## WRITTEN INSTRUCTION
Retype the data that follows line by line, exactly, and leave its pictures out.

Dataset items:
━━━━━━━━━━
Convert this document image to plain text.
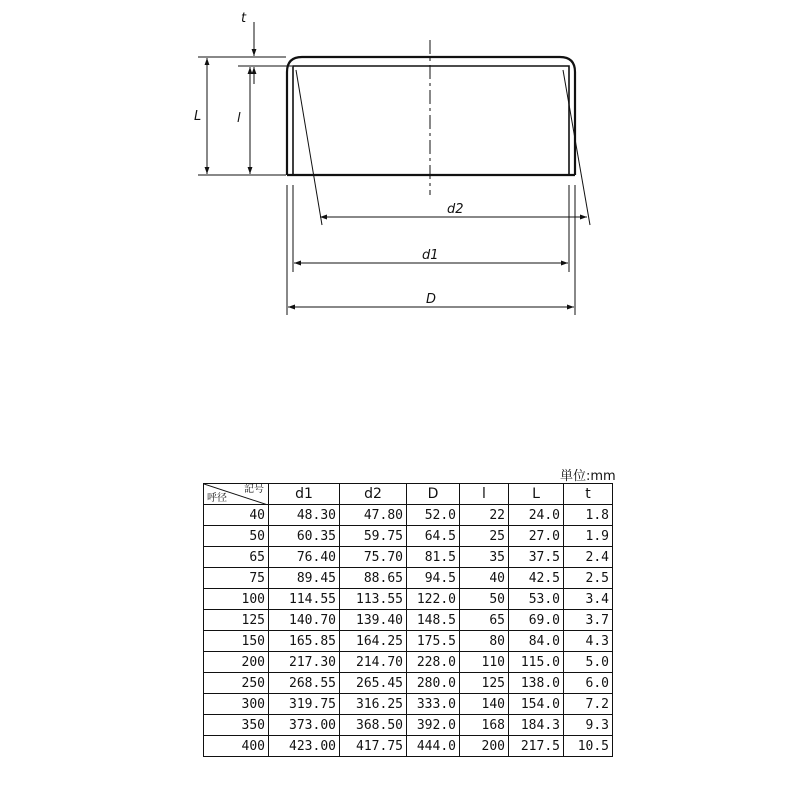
t
L	l
d2
d1
D
単位:mm
記号
呼径	d1	d2	D	l	L	t
40	48.30	47.80	52.0	22	24.0	1.8
50	60.35	59.75	64.5	25	27.0	1.9
65	76.40	75.70	81.5	35	37.5	2.4
75	89.45	88.65	94.5	40	42.5	2.5
100	114.55	113.55	122.0	50	53.0	3.4
125	140.70	139.40	148.5	65	69.0	3.7
150	165.85	164.25	175.5	80	84.0	4.3
200	217.30	214.70	228.0	110	115.0	5.0
250	268.55	265.45	280.0	125	138.0	6.0
300	319.75	316.25	333.0	140	154.0	7.2
350	373.00	368.50	392.0	168	184.3	9.3
400	423.00	417.75	444.0	200	217.5	10.5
━━━━━━━━━━
## OUTPUT OF THE TASK
Convert this document image to plain text.
t
L	l
d2
d1
D
単位:mm
記号
呼径	d1	d2	D	l	L	t
40	48.30	47.80	52.0	22	24.0	1.8
50	60.35	59.75	64.5	25	27.0	1.9
65	76.40	75.70	81.5	35	37.5	2.4
75	89.45	88.65	94.5	40	42.5	2.5
100	114.55	113.55	122.0	50	53.0	3.4
125	140.70	139.40	148.5	65	69.0	3.7
150	165.85	164.25	175.5	80	84.0	4.3
200	217.30	214.70	228.0	110	115.0	5.0
250	268.55	265.45	280.0	125	138.0	6.0
300	319.75	316.25	333.0	140	154.0	7.2
350	373.00	368.50	392.0	168	184.3	9.3
400	423.00	417.75	444.0	200	217.5	10.5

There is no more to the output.